#### Exercise
Output each entry verbatim and exclude every picture from it.
======== Stored records ========
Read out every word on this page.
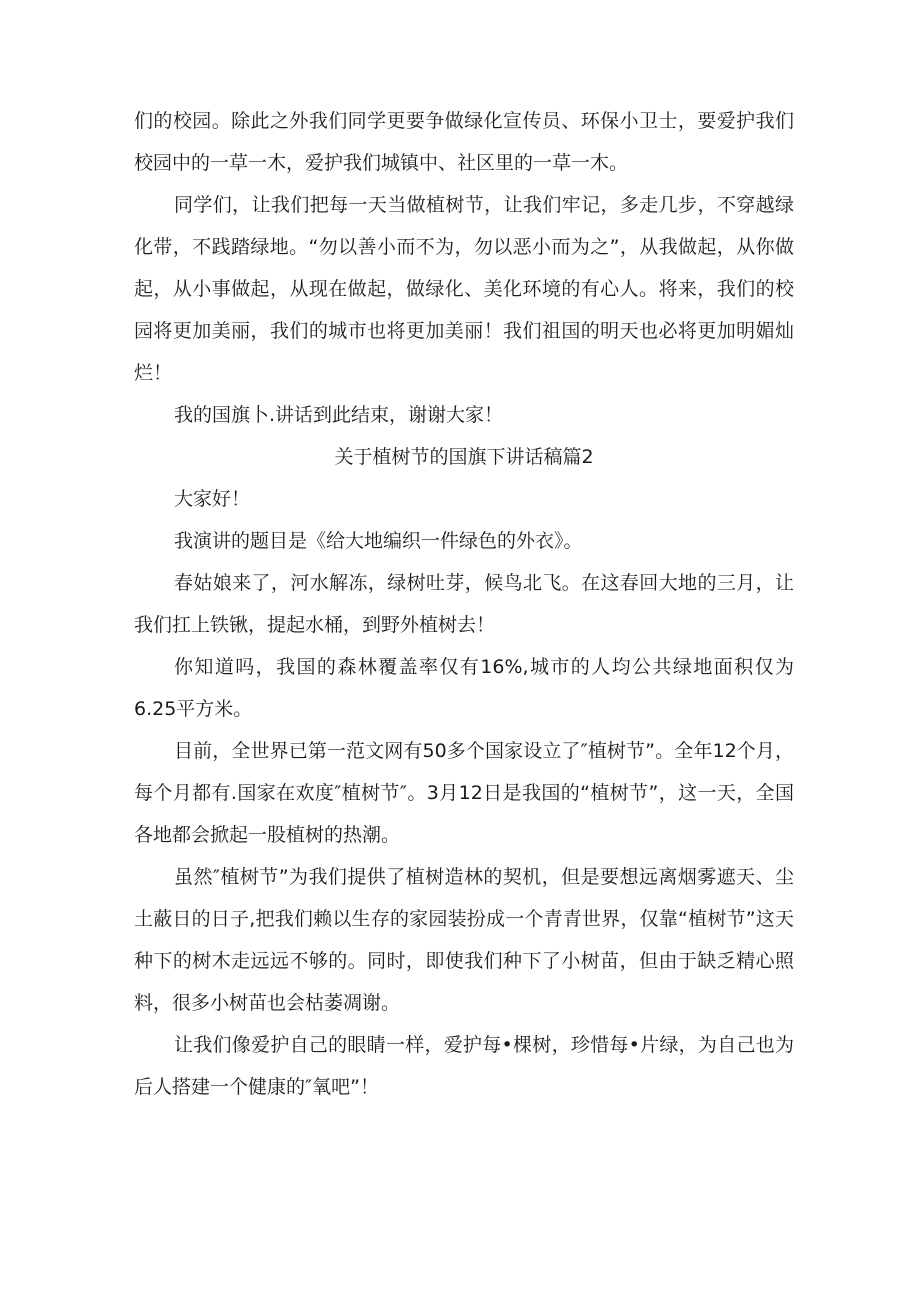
们的校园。除此之外我们同学更要争做绿化宣传员、环保小卫士，要爱护我们校园中的一草一木，爱护我们城镇中、社区里的一草一木。

同学们，让我们把每一天当做植树节，让我们牢记，多走几步，不穿越绿化带，不践踏绿地。“勿以善小而不为，勿以恶小而为之”，从我做起，从你做起，从小事做起，从现在做起，做绿化、美化环境的有心人。将来，我们的校园将更加美丽，我们的城市也将更加美丽！我们祖国的明天也必将更加明媚灿烂！

我的国旗卜.讲话到此结束，谢谢大家！

关于植树节的国旗下讲话稿篇2

大家好！

我演讲的题目是《给大地编织一件绿色的外衣》。

春姑娘来了，河水解冻，绿树吐芽，候鸟北飞。在这春回大地的三月，让我们扛上铁锹，提起水桶，到野外植树去！

你知道吗，我国的森林覆盖率仅有16%,城市的人均公共绿地面积仅为6.25平方米。

目前，全世界已第一范文网有50多个国家设立了″植树节”。全年12个月，每个月都有.国家在欢度″植树节″。3月12日是我国的“植树节”，这一天，全国各地都会掀起一股植树的热潮。

虽然″植树节”为我们提供了植树造林的契机，但是要想远离烟雾遮天、尘土蔽日的日子,把我们赖以生存的家园装扮成一个青青世界，仅靠“植树节”这天种下的树木走远远不够的。同时，即使我们种下了小树苗，但由于缺乏精心照料，很多小树苗也会枯萎凋谢。

让我们像爱护自己的眼睛一样，爱护每•棵树，珍惜每•片绿，为自己也为后人搭建一个健康的″氧吧”！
========
#### Solution below
Read out every word on this page.
们的校园。除此之外我们同学更要争做绿化宣传员、环保小卫士，要爱护我们校园中的一草一木，爱护我们城镇中、社区里的一草一木。

同学们，让我们把每一天当做植树节，让我们牢记，多走几步，不穿越绿化带，不践踏绿地。“勿以善小而不为，勿以恶小而为之”，从我做起，从你做起，从小事做起，从现在做起，做绿化、美化环境的有心人。将来，我们的校园将更加美丽，我们的城市也将更加美丽！我们祖国的明天也必将更加明媚灿烂！

我的国旗卜.讲话到此结束，谢谢大家！

关于植树节的国旗下讲话稿篇2

大家好！

我演讲的题目是《给大地编织一件绿色的外衣》。

春姑娘来了，河水解冻，绿树吐芽，候鸟北飞。在这春回大地的三月，让我们扛上铁锹，提起水桶，到野外植树去！

你知道吗，我国的森林覆盖率仅有16%,城市的人均公共绿地面积仅为6.25平方米。

目前，全世界已第一范文网有50多个国家设立了″植树节”。全年12个月，每个月都有.国家在欢度″植树节″。3月12日是我国的“植树节”，这一天，全国各地都会掀起一股植树的热潮。

虽然″植树节”为我们提供了植树造林的契机，但是要想远离烟雾遮天、尘土蔽日的日子,把我们赖以生存的家园装扮成一个青青世界，仅靠“植树节”这天种下的树木走远远不够的。同时，即使我们种下了小树苗，但由于缺乏精心照料，很多小树苗也会枯萎凋谢。

让我们像爱护自己的眼睛一样，爱护每•棵树，珍惜每•片绿，为自己也为后人搭建一个健康的″氧吧”！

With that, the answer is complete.